WORK TO BE COMPLETED: Filter the listing so that only lines with the word "this" remain.

INPUT DATA:
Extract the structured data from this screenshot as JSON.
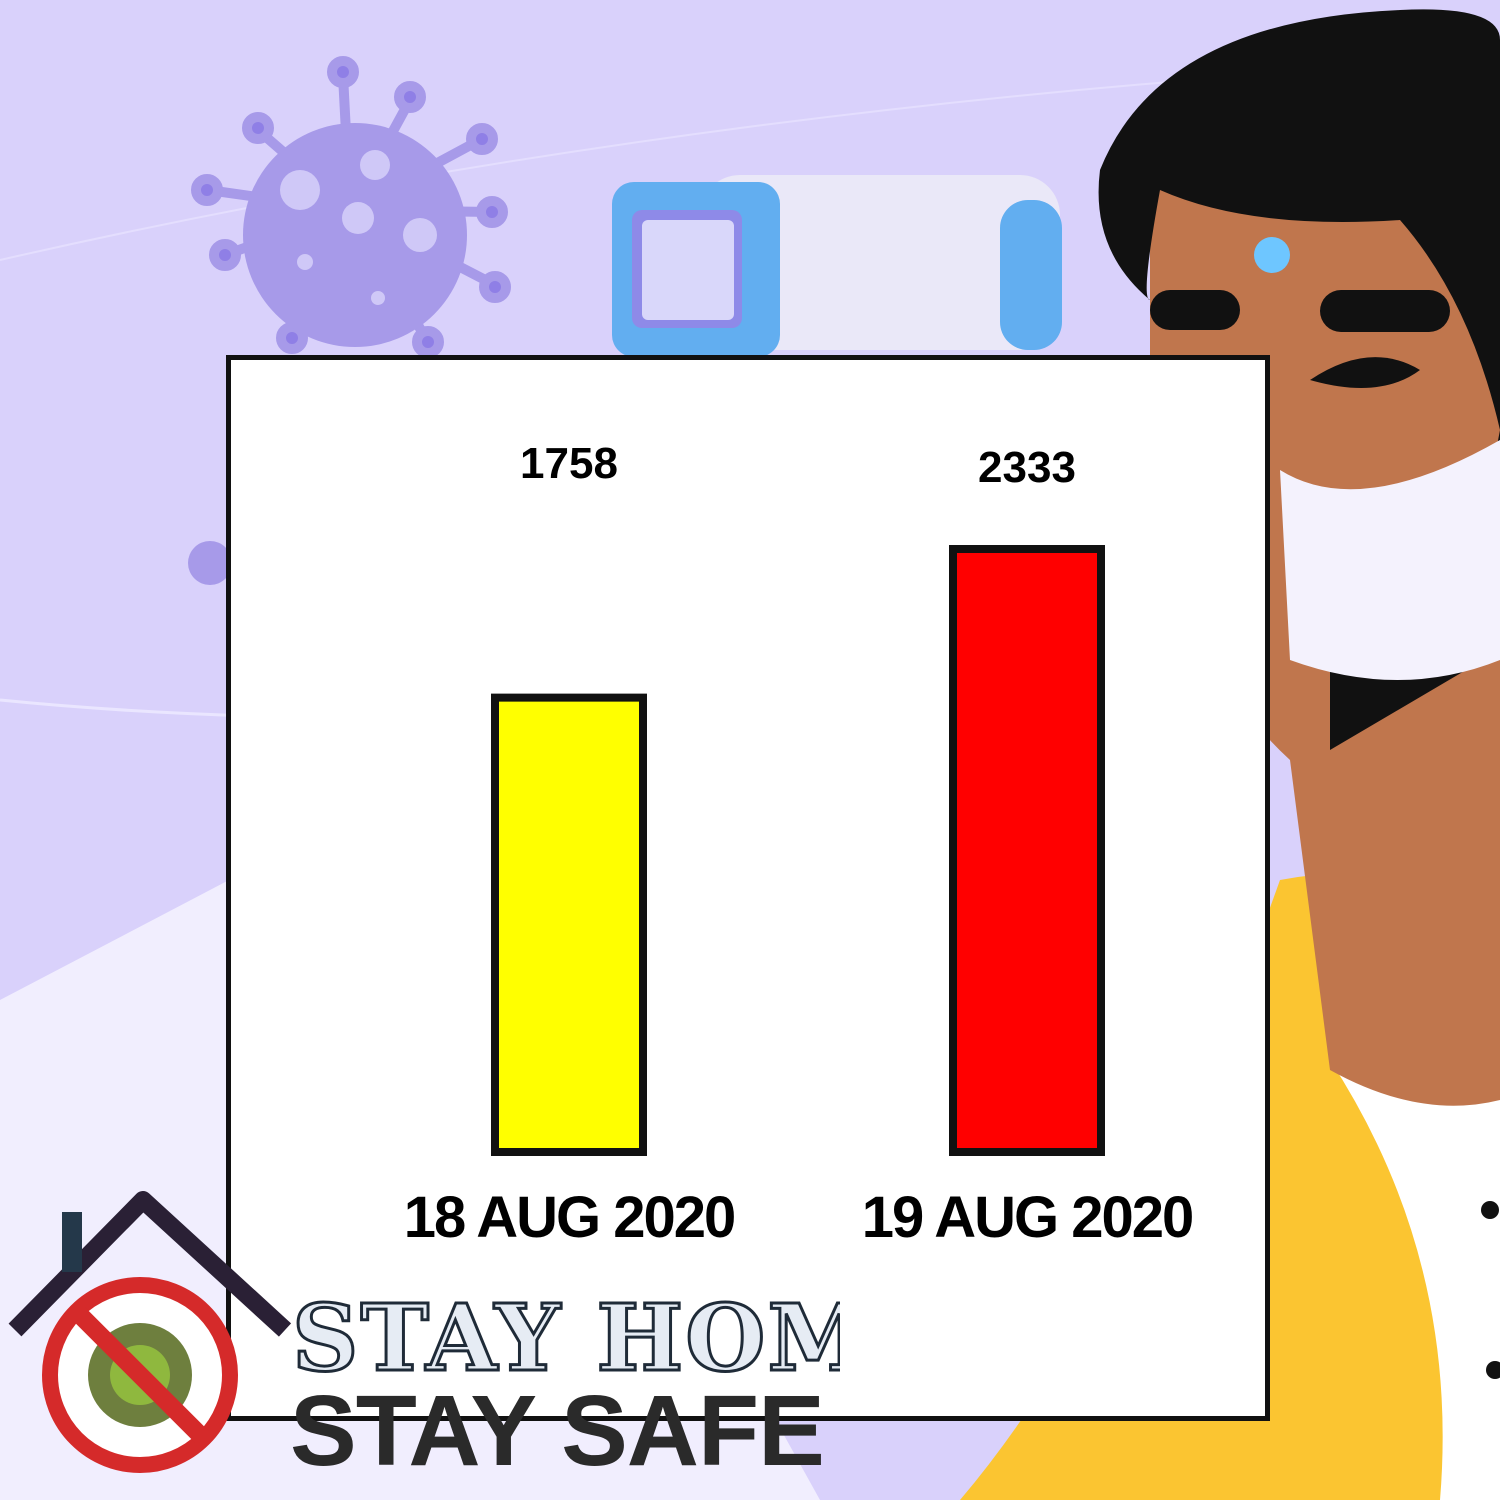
{
  "chart_data": {
    "type": "bar",
    "categories": [
      "18 AUG 2020",
      "19 AUG 2020"
    ],
    "values": [
      1758,
      2333
    ],
    "bar_colors": [
      "#ffff00",
      "#ff0000"
    ],
    "bar_outline": "#111111",
    "ylim": [
      0,
      2600
    ],
    "title": "",
    "xlabel": "",
    "ylabel": "",
    "grid": false,
    "legend": "none"
  },
  "slogan": {
    "line1": "STAY HOME",
    "line2": "STAY SAFE"
  },
  "colors": {
    "background": "#d9d1fb",
    "panel": "#ffffff",
    "skin": "#c0764d",
    "hair": "#111111",
    "jacket": "#fbc531",
    "virus": "#a79ae9",
    "thermometer": "#62aef0"
  },
  "icons": [
    "virus-icon",
    "thermometer-icon",
    "person-illustration",
    "house-icon",
    "no-virus-icon"
  ]
}
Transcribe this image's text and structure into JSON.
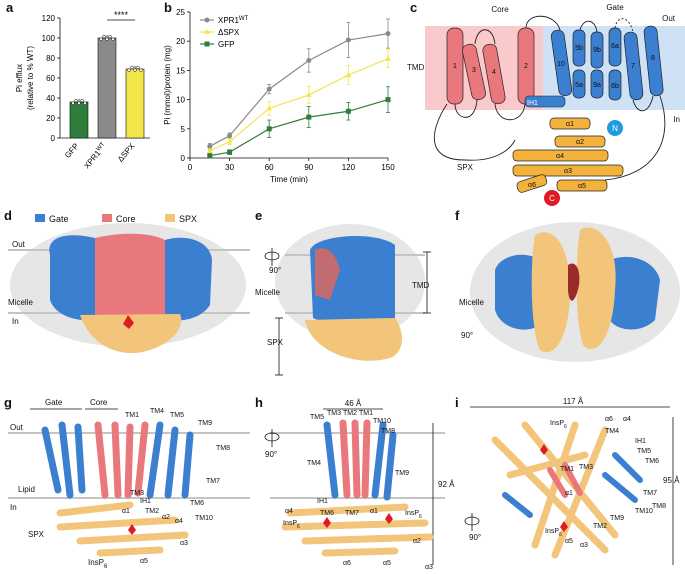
{
  "panels": {
    "a": "a",
    "b": "b",
    "c": "c",
    "d": "d",
    "e": "e",
    "f": "f",
    "g": "g",
    "h": "h",
    "i": "i"
  },
  "colors": {
    "gate": "#3b7fd1",
    "core": "#e8787c",
    "spx": "#f2b23c",
    "gfp": "#2e7d3a",
    "wt": "#8a8a8a",
    "dspx": "#f2e64a",
    "membrane_out": "#f9c9cb",
    "membrane_in": "#cfe2f5",
    "red": "#e01b24"
  },
  "chart_data": [
    {
      "type": "bar",
      "categories": [
        "GFP",
        "XPR1WT",
        "ΔSPX"
      ],
      "category_labels": [
        "GFP",
        "XPR1",
        "ΔSPX"
      ],
      "category_sup": [
        "",
        "WT",
        ""
      ],
      "values": [
        36,
        100,
        69
      ],
      "ylabel_line1": "Pi efflux",
      "ylabel_line2": "(relative to % WT)",
      "ylim": [
        0,
        120
      ],
      "yticks": [
        0,
        20,
        40,
        60,
        80,
        100,
        120
      ],
      "significance": "****"
    },
    {
      "type": "line",
      "x": [
        15,
        30,
        60,
        90,
        120,
        150
      ],
      "xticks": [
        0,
        30,
        60,
        90,
        120,
        150
      ],
      "yticks": [
        0,
        5,
        10,
        15,
        20,
        25
      ],
      "xlim": [
        0,
        150
      ],
      "ylim": [
        0,
        25
      ],
      "xlabel": "Time (min)",
      "ylabel": "Pi (mmol)/protein (mg)",
      "series": [
        {
          "name": "XPR1",
          "sup": "WT",
          "values": [
            2.0,
            3.8,
            11.8,
            16.7,
            20.2,
            21.3
          ],
          "err": [
            0.5,
            0.5,
            0.8,
            2.0,
            3.0,
            2.5
          ]
        },
        {
          "name": "ΔSPX",
          "sup": "",
          "values": [
            1.2,
            2.8,
            8.5,
            10.8,
            14.2,
            17.0
          ],
          "err": [
            0.4,
            0.5,
            1.2,
            1.5,
            1.6,
            1.5
          ]
        },
        {
          "name": "GFP",
          "sup": "",
          "values": [
            0.4,
            1.0,
            5.0,
            7.0,
            8.0,
            10.0
          ],
          "err": [
            0.3,
            0.4,
            1.5,
            1.8,
            1.5,
            2.2
          ]
        }
      ]
    }
  ],
  "panel_c": {
    "core": "Core",
    "gate": "Gate",
    "out": "Out",
    "in": "In",
    "tmd": "TMD",
    "spx": "SPX",
    "ih1": "IH1",
    "n": "N",
    "c": "C",
    "helices": [
      "1",
      "3",
      "4",
      "2",
      "10",
      "5b",
      "9b",
      "6a",
      "7",
      "8",
      "5a",
      "9a",
      "6b"
    ],
    "spx_helices": [
      "α1",
      "α2",
      "α3",
      "α4",
      "α5",
      "α6"
    ]
  },
  "panel_d": {
    "legend": [
      "Gate",
      "Core",
      "SPX"
    ],
    "out": "Out",
    "micelle": "Micelle",
    "in": "In"
  },
  "panel_e": {
    "rot": "90°",
    "tmd": "TMD",
    "micelle": "Micelle",
    "spx": "SPX"
  },
  "panel_f": {
    "micelle": "Micelle",
    "rot": "90°"
  },
  "panel_g": {
    "gate": "Gate",
    "core": "Core",
    "out": "Out",
    "in": "In",
    "lipid": "Lipid",
    "spx": "SPX",
    "tm_labels": [
      "TM1",
      "TM4",
      "TM5",
      "TM9",
      "TM8",
      "TM7",
      "TM6",
      "TM10",
      "TM3",
      "IH1",
      "TM2",
      "α1",
      "α2",
      "α4",
      "α3",
      "α5"
    ],
    "insp": "InsP",
    "insp_sub": "6"
  },
  "panel_h": {
    "dim": "46 Å",
    "rot": "90°",
    "height": "92 Å",
    "tm_labels": [
      "TM5",
      "TM3",
      "TM2",
      "TM1",
      "TM10",
      "TM8",
      "TM4",
      "TM9",
      "IH1",
      "TM6",
      "TM7",
      "α1",
      "α4",
      "α2",
      "α6",
      "α5",
      "α3"
    ],
    "insp": "InsP",
    "insp_sub": "6"
  },
  "panel_i": {
    "dim": "117 Å",
    "rot": "90°",
    "height": "95 Å",
    "tm_labels": [
      "α6",
      "α4",
      "IH1",
      "TM5",
      "TM6",
      "TM1",
      "TM3",
      "TM4",
      "TM7",
      "TM8",
      "α1",
      "TM9",
      "TM10",
      "TM2",
      "α5",
      "α3"
    ],
    "insp": "InsP",
    "insp_sub": "6"
  }
}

THE COMPLETED TASK:
Extract the structured data from this screenshot as JSON.
Transcribe this image's text and structure into JSON.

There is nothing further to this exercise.